◆ Document section ◆

What makes writing your passion?
I just love writing. I love telling stories. I love inventing new worlds, new ways of seeing things, and new places to escape to. Fantasy and sci-fi have been my safe space since I was really young, and writing is a way for me to retreat—and to maybe take some folks with me.
How long have you been writing?
"Generally writing" probably... forever. I means seriously. I used to belong to Starfleet, an international Star Trek fan club, and I clearly remember writing some Starfleet Academy manuals—we used them to train up new chapter heads and such. I remember writing incredibly long emails at work in the mid 1990s. I just love putting words in order.
What was the feeling when you published your first book?
Honestly, it felt surreal. When you pick up the paperback copy for the first time, you see the cover design, you see YOUR words written down on tree leaves... it doesn't feel real at first. Then it feels amazing. And then it feels like you need to start writing the next one!
What’s the story behind your choice of characters?
Oh, gosh. You know, I'd say that I wind up writing characters that I want to relate to in some way. If you dig, you probably see a lot of me and my insecurities, you probably see a lot of my friends, especially the ones we knew when I was younger. In my head, they're fully fleshed-out, real people. You don't always see all that in the novels, of course, but it's for sure there. They're very imperfect, like me, but they try hard, and they have a vision for themselves.
What annoys you the most in pursuing a writing career?
Getting in front of readers. Like, it's amazing how much programs like KDP have democratized publishing. I've always been upset that traditional publishers do relatively little work and yet keep the lion's share of the revenue—writers are lucky to make a dollar on a book sale. But indie publishers have this massive hurdle of getting in front of their readers, spreading the word, that kind of thing. I wish more readers were diligent about leaving honest reviews, because it makes more of a difference, on a human being's life and work, than anyone can possibly imagine.
How do you get over the “writer’s block”?
I've never actually had it! I did a TikTok about it (https://www.tiktok.com/@donj_writes/video/7148069536510774574). I have a very disciplined and intensive process of blocking out the book, outlining it, and just doing a ton of up-front work. Once it comes to writing, all the decisions are made and I just get to be creative. A lot of the world-building and stuff comes at night as I'm waiting to fall asleep, or in a dream, or as I'm waking up, and I get that stuff into my blocking or notes documents ASAP. So I don't lose ideas. Sometimes, I'll write a couple of chapters to kind of capture what I think is a good idea, and then come back to it months and months later and start working on it.
Now some days, I'm not in a creative mood, and I know how to recognize that, and on those days I do other stuff. But figure at least 3-4 days a week I'm ready to write 5,000 words or so a day.
We all know the writer’s path is never easy, what makes you keep going? What advice would you give to new authors?
Write for the love of it. If all the marketing and editing and everything else is bumming you out (I personally get anxious about reading edits), then... don't. Don't commercialize your writing if that diminishes your love for it. Find people to help—my husband reads my edits for me and lets me know if it's bad or not, so I can brace myself. But above all, write for yourself, for the story, and for the people you want o read it. Write for the love of it.
If you could go back in time and talk to your younger self, what would you say?

◆ Data for this exercise ◆
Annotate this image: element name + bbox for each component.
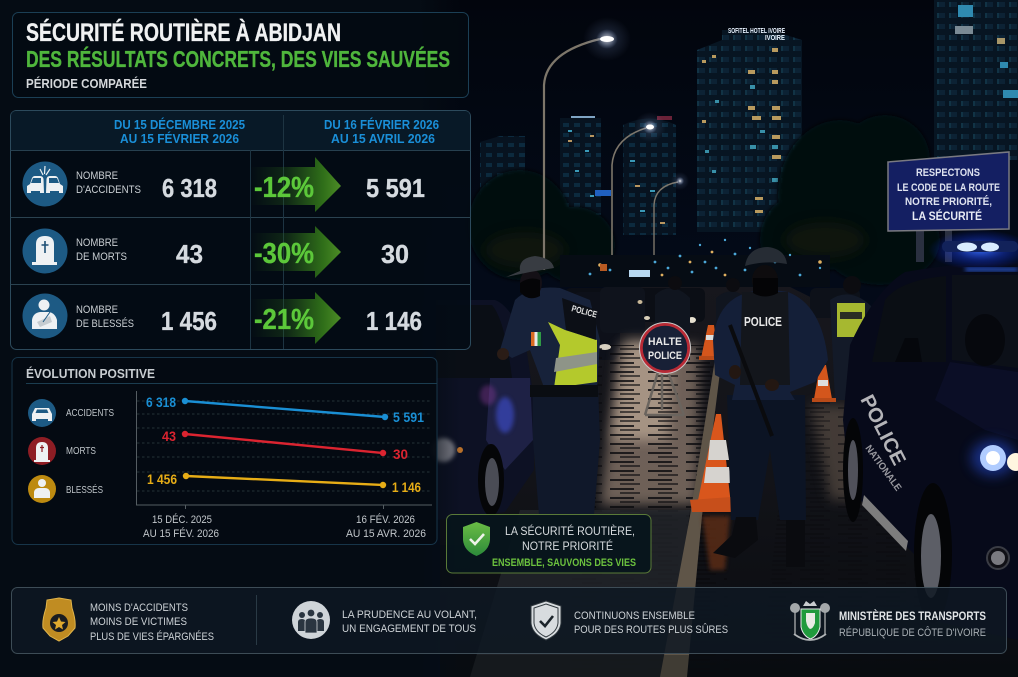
footer item: people bbox=[292, 601, 477, 639]
footer item: shield: POUR DES ROUTES PLUS SÛRES bbox=[574, 623, 728, 636]
arrow: -30%: -30% bbox=[254, 238, 314, 270]
axis label: second period: 16 FÉV. 2026 bbox=[356, 513, 415, 526]
icon: group of people bbox=[292, 601, 330, 639]
row: accidents bbox=[22, 157, 425, 212]
axis label: second period bbox=[346, 513, 426, 540]
billboard: RESPECTONS bbox=[916, 167, 980, 179]
back officers bbox=[655, 276, 875, 400]
icon: tombstone bbox=[22, 228, 68, 274]
axis label: first period: 15 DÉC. 2025 bbox=[152, 513, 212, 526]
hotel sign bbox=[728, 28, 785, 42]
icon: injured person bbox=[22, 294, 68, 338]
period label: PÉRIODE COMPARÉE bbox=[26, 76, 147, 91]
halte police sign bbox=[640, 322, 690, 415]
series: accidents: 5 591 bbox=[393, 409, 424, 425]
footer item: ministry bbox=[790, 601, 986, 640]
heading: ÉVOLUTION POSITIVE bbox=[26, 366, 155, 381]
legend: morts: MORTS bbox=[66, 446, 96, 457]
footer item: ministry: MINISTÈRE DES TRANSPORTS bbox=[839, 608, 986, 623]
hotel sign: IVOIRE bbox=[765, 35, 785, 42]
header: first period: DU 15 DÉCEMBRE 2025 bbox=[114, 117, 245, 132]
axis label: first period: AU 15 FÉV. 2026 bbox=[143, 527, 219, 540]
panel: title bbox=[12, 12, 468, 98]
billboard: NOTRE PRIORITÉ, bbox=[905, 195, 992, 208]
header: first period: AU 15 FÉVRIER 2026 bbox=[120, 131, 239, 146]
series: accidents: 6 318 bbox=[146, 394, 176, 410]
distant buildings bbox=[480, 116, 676, 235]
truck lettering: NATIONALE bbox=[863, 443, 903, 494]
street bokeh and traffic bbox=[560, 239, 860, 360]
halte police sign: POLICE bbox=[648, 350, 682, 362]
callout text: ENSEMBLE, SAUVONS DES VIES bbox=[492, 557, 636, 569]
road bbox=[440, 282, 1018, 677]
callout text: LA SÉCURITÉ ROUTIÈRE, bbox=[505, 523, 635, 538]
legend bbox=[28, 399, 114, 503]
label: NOMBRE bbox=[76, 304, 118, 316]
icon: white shield bbox=[531, 601, 561, 640]
legend: blessés: BLESSÉS bbox=[66, 483, 103, 496]
label: NOMBRE bbox=[76, 170, 118, 182]
billboard bbox=[888, 152, 1009, 262]
left car bbox=[431, 300, 534, 520]
header: second period: AU 15 AVRIL 2026 bbox=[331, 131, 435, 146]
footer item: shield: CONTINUONS ENSEMBLE bbox=[574, 610, 695, 622]
footer item: badge: MOINS D'ACCIDENTS bbox=[90, 602, 188, 614]
arrow: -21%: -21% bbox=[254, 304, 314, 336]
label bbox=[76, 304, 134, 330]
arrow: -12%: -12% bbox=[254, 172, 314, 204]
subheading: DES RÉSULTATS CONCRETS, DES VIES SAUVÉES bbox=[26, 45, 450, 72]
icon: green shield bbox=[463, 522, 490, 556]
header: second period bbox=[324, 117, 439, 146]
row: morts bbox=[22, 226, 409, 278]
icon: coat of arms bbox=[790, 601, 830, 640]
value: 30 bbox=[381, 239, 409, 269]
billboard: LA SÉCURITÉ bbox=[912, 208, 982, 223]
footer item: shield bbox=[531, 601, 728, 640]
footer item: badge: PLUS DE VIES ÉPARGNÉES bbox=[90, 630, 214, 643]
callout text: NOTRE PRIORITÉ bbox=[522, 538, 613, 553]
series: morts bbox=[162, 428, 408, 462]
truck lettering: POLICE bbox=[856, 391, 910, 469]
series: blessés: 1 456 bbox=[147, 471, 177, 487]
line chart bbox=[136, 391, 432, 509]
police truck bbox=[843, 262, 1018, 640]
label bbox=[76, 237, 127, 263]
panel: evolution chart bbox=[12, 358, 437, 544]
callout text bbox=[492, 523, 636, 569]
halte police sign: HALTE bbox=[648, 336, 682, 348]
officer left: POLICE bbox=[570, 303, 598, 320]
footer item: ministry: RÉPUBLIQUE DE CÔTE D'IVOIRE bbox=[839, 626, 986, 639]
series: morts: 43 bbox=[162, 428, 176, 444]
callout: priority bbox=[446, 514, 651, 573]
panel: comparison table bbox=[10, 110, 470, 350]
icon: gold badge bbox=[43, 598, 75, 641]
heading: SÉCURITÉ ROUTIÈRE À ABIDJAN bbox=[26, 18, 341, 47]
footer item: people: LA PRUDENCE AU VOLANT, bbox=[342, 609, 477, 621]
trees bbox=[468, 115, 940, 285]
legend: accidents: ACCIDENTS bbox=[66, 408, 114, 419]
footer item: people: UN ENGAGEMENT DE TOUS bbox=[342, 623, 476, 635]
label: DE BLESSÉS bbox=[76, 317, 134, 330]
series: blessés: 1 146 bbox=[392, 479, 421, 495]
right tower bbox=[934, 0, 1018, 160]
series: accidents bbox=[146, 394, 424, 425]
value: 6 318 bbox=[162, 173, 217, 203]
label bbox=[76, 170, 141, 196]
traffic cones small bbox=[699, 325, 836, 402]
header: first period bbox=[114, 117, 245, 146]
arrow: -12% bbox=[250, 157, 341, 212]
value: 1 456 bbox=[161, 306, 217, 336]
value: 1 146 bbox=[366, 306, 422, 336]
hotel tower bbox=[697, 30, 802, 232]
big traffic cone bbox=[690, 414, 733, 570]
axis label: second period: AU 15 AVR. 2026 bbox=[346, 528, 426, 540]
officer right bbox=[713, 247, 828, 567]
arrow: -30% bbox=[250, 226, 341, 278]
value: 43 bbox=[176, 239, 203, 269]
header: second period: DU 16 FÉVRIER 2026 bbox=[324, 117, 439, 132]
value: 5 591 bbox=[366, 173, 425, 203]
series: blessés bbox=[147, 471, 421, 495]
axis label: first period bbox=[143, 513, 219, 540]
label: D'ACCIDENTS bbox=[76, 184, 141, 196]
panel: footer bbox=[12, 588, 1006, 654]
footer item: badge bbox=[43, 598, 214, 643]
label: DE MORTS bbox=[76, 251, 127, 263]
officer left bbox=[497, 256, 600, 515]
label: NOMBRE bbox=[76, 237, 118, 249]
blue emergency light bbox=[928, 230, 1018, 271]
wet reflections bbox=[470, 340, 960, 677]
arrow: -21% bbox=[250, 292, 341, 344]
icon: car crash bbox=[22, 162, 68, 206]
left dark overlay bbox=[0, 0, 480, 677]
officer right: POLICE bbox=[744, 314, 782, 329]
row: blessés bbox=[22, 292, 422, 344]
series: morts: 30 bbox=[393, 446, 408, 462]
hotel sign: SOFITEL HOTEL IVOIRE bbox=[728, 28, 785, 35]
road median line bbox=[660, 340, 724, 677]
street lamps bbox=[544, 39, 678, 285]
footer item: badge: MOINS DE VICTIMES bbox=[90, 616, 187, 628]
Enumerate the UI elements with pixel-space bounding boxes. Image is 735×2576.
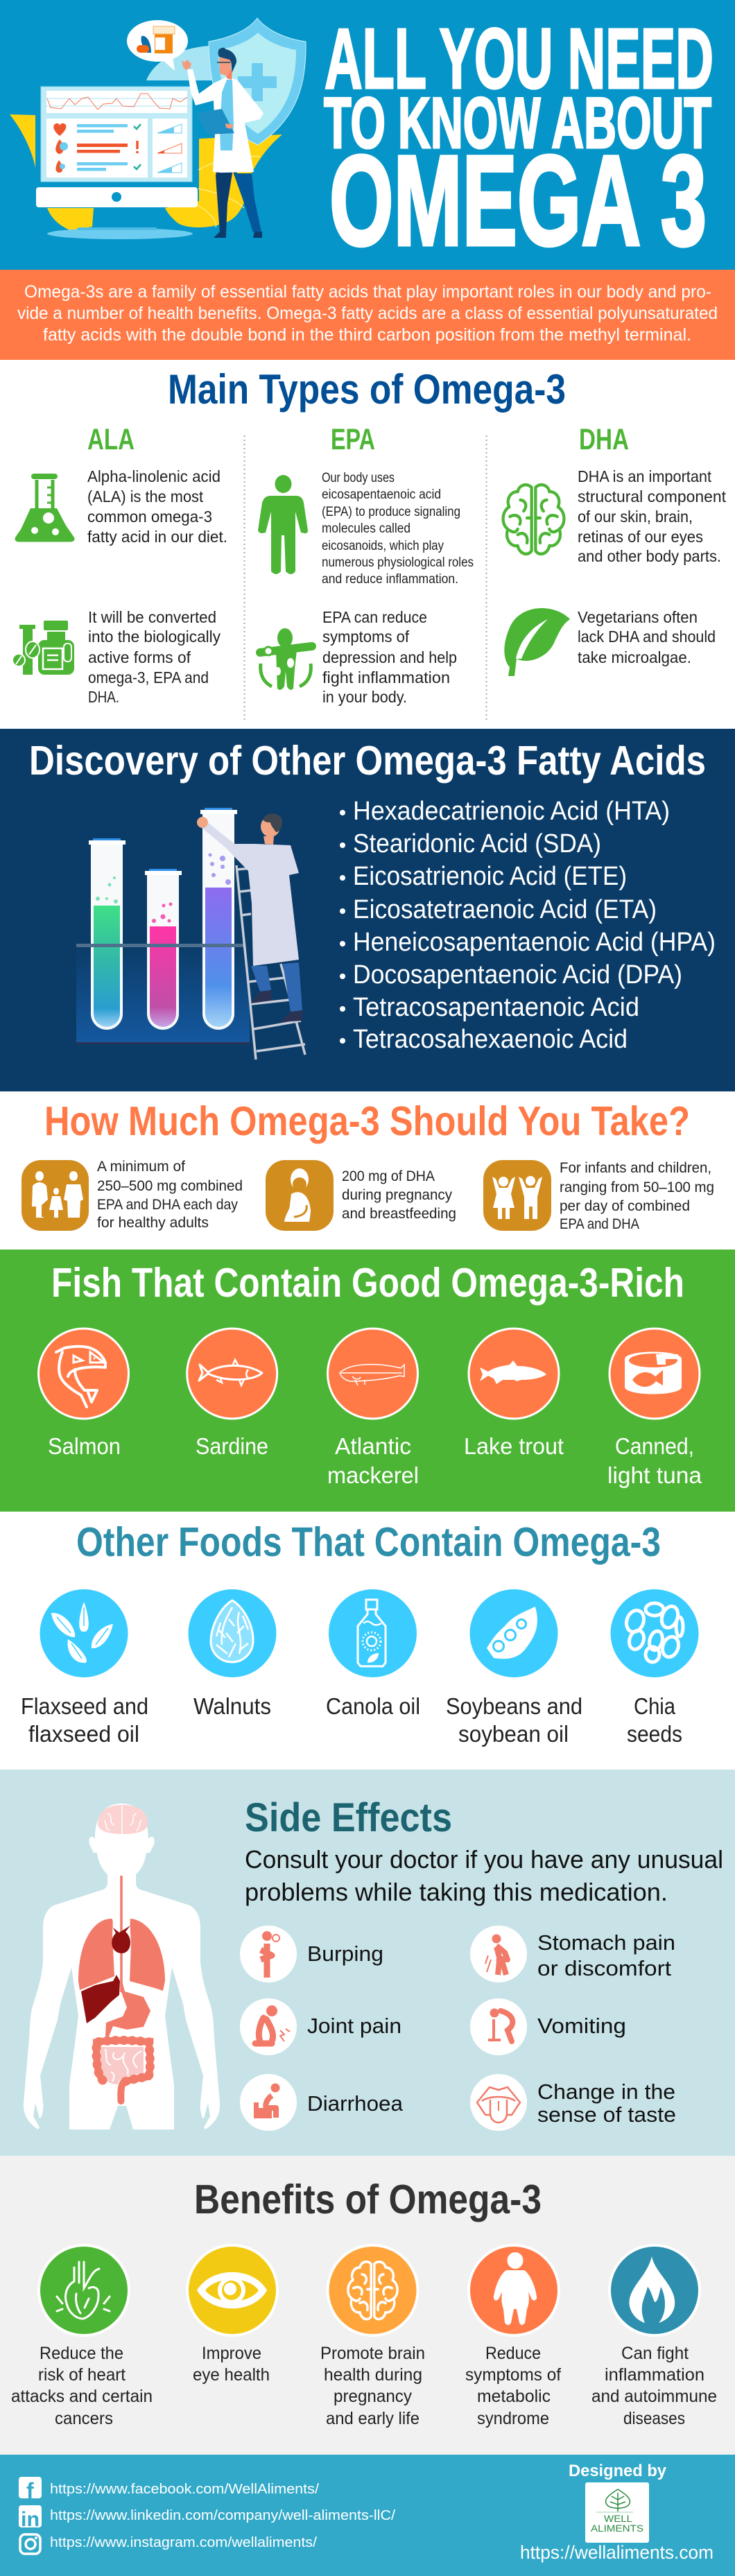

◆ Tasks to perform ◆
A - In the author interview, condense the paragraph that begins "Getting in front of readers." while keeping its main facts.
B - In the records, output the lines from the line with "footer item: people bbox=[292, 601, 477, 639]" to the line with "axis label: first period: 15", including both of those lines.
The records have no connection to the author interview.

◆ Per-task outputs ◆
A - The most frustrating part is reaching readers. Programs like KDP have democratized publishing. Traditional publishers do relatively little work yet keep most of the revenue, so writers are lucky to make a dollar per book sale. Indie publishers, however, face a massive hurdle in reaching their readers and spreading the word. Honest reader reviews make more difference to a writer's life and work than anyone can imagine.

B -
footer item: people bbox=[292, 601, 477, 639]
footer item: shield: POUR DES ROUTES PLUS SÛRES bbox=[574, 623, 728, 636]
arrow: -30%: -30% bbox=[254, 238, 314, 270]
axis label: second period: 16 FÉV. 2026 bbox=[356, 513, 415, 526]
icon: group of people bbox=[292, 601, 330, 639]
row: accidents bbox=[22, 157, 425, 212]
axis label: second period bbox=[346, 513, 426, 540]
billboard: RESPECTONS bbox=[916, 167, 980, 179]
back officers bbox=[655, 276, 875, 400]
icon: tombstone bbox=[22, 228, 68, 274]
axis label: first period: 15 DÉC. 2025 bbox=[152, 513, 212, 526]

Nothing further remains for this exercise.